(A run of records)
>> start

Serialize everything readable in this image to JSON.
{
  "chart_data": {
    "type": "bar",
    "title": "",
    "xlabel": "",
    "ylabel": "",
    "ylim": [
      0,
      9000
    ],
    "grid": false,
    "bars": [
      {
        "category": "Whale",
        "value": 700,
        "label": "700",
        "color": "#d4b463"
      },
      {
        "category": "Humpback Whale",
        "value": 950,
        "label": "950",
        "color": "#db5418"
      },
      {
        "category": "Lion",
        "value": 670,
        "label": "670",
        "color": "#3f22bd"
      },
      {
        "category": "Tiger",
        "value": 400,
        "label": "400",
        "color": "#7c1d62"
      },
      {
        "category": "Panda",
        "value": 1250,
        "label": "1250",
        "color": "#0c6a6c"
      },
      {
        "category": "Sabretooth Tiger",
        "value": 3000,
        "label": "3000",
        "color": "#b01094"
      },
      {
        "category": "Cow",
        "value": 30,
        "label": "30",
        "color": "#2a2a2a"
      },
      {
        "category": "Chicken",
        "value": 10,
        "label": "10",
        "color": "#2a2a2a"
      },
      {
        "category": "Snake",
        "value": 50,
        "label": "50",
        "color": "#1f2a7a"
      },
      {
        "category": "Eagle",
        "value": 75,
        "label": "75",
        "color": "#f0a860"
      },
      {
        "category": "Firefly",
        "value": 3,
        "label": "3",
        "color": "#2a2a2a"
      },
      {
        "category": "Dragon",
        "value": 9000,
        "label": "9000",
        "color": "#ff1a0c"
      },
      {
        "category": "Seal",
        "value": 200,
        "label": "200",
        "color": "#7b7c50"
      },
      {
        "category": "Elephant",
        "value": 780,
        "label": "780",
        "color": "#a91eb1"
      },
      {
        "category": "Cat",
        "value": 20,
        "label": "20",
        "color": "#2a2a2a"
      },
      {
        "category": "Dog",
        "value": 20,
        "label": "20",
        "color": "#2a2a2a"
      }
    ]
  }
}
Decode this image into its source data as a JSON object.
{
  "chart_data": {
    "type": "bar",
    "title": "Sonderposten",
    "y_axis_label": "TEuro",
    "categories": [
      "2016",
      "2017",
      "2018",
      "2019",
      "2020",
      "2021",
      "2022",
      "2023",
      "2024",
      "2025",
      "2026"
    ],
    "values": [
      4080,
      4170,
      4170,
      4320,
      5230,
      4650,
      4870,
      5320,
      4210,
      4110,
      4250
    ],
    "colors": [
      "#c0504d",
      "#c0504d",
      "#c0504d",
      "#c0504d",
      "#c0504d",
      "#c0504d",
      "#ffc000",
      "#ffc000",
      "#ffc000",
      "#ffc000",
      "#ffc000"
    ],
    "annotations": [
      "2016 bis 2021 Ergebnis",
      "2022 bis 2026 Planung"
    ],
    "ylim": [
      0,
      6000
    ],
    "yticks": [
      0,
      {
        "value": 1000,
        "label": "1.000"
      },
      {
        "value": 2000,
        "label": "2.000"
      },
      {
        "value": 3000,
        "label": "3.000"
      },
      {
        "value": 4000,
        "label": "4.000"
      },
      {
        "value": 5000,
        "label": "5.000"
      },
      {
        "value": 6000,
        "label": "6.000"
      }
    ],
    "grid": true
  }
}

>> end

#### Your goal
Take the line that contains "Decode this image" and each line after it down to the last of the records, and retype them exactly; add nothing else.

#### Reply to the exercise
Decode this image into its source data as a JSON object.
{
  "chart_data": {
    "type": "bar",
    "title": "Sonderposten",
    "y_axis_label": "TEuro",
    "categories": [
      "2016",
      "2017",
      "2018",
      "2019",
      "2020",
      "2021",
      "2022",
      "2023",
      "2024",
      "2025",
      "2026"
    ],
    "values": [
      4080,
      4170,
      4170,
      4320,
      5230,
      4650,
      4870,
      5320,
      4210,
      4110,
      4250
    ],
    "colors": [
      "#c0504d",
      "#c0504d",
      "#c0504d",
      "#c0504d",
      "#c0504d",
      "#c0504d",
      "#ffc000",
      "#ffc000",
      "#ffc000",
      "#ffc000",
      "#ffc000"
    ],
    "annotations": [
      "2016 bis 2021 Ergebnis",
      "2022 bis 2026 Planung"
    ],
    "ylim": [
      0,
      6000
    ],
    "yticks": [
      0,
      {
        "value": 1000,
        "label": "1.000"
      },
      {
        "value": 2000,
        "label": "2.000"
      },
      {
        "value": 3000,
        "label": "3.000"
      },
      {
        "value": 4000,
        "label": "4.000"
      },
      {
        "value": 5000,
        "label": "5.000"
      },
      {
        "value": 6000,
        "label": "6.000"
      }
    ],
    "grid": true
  }
}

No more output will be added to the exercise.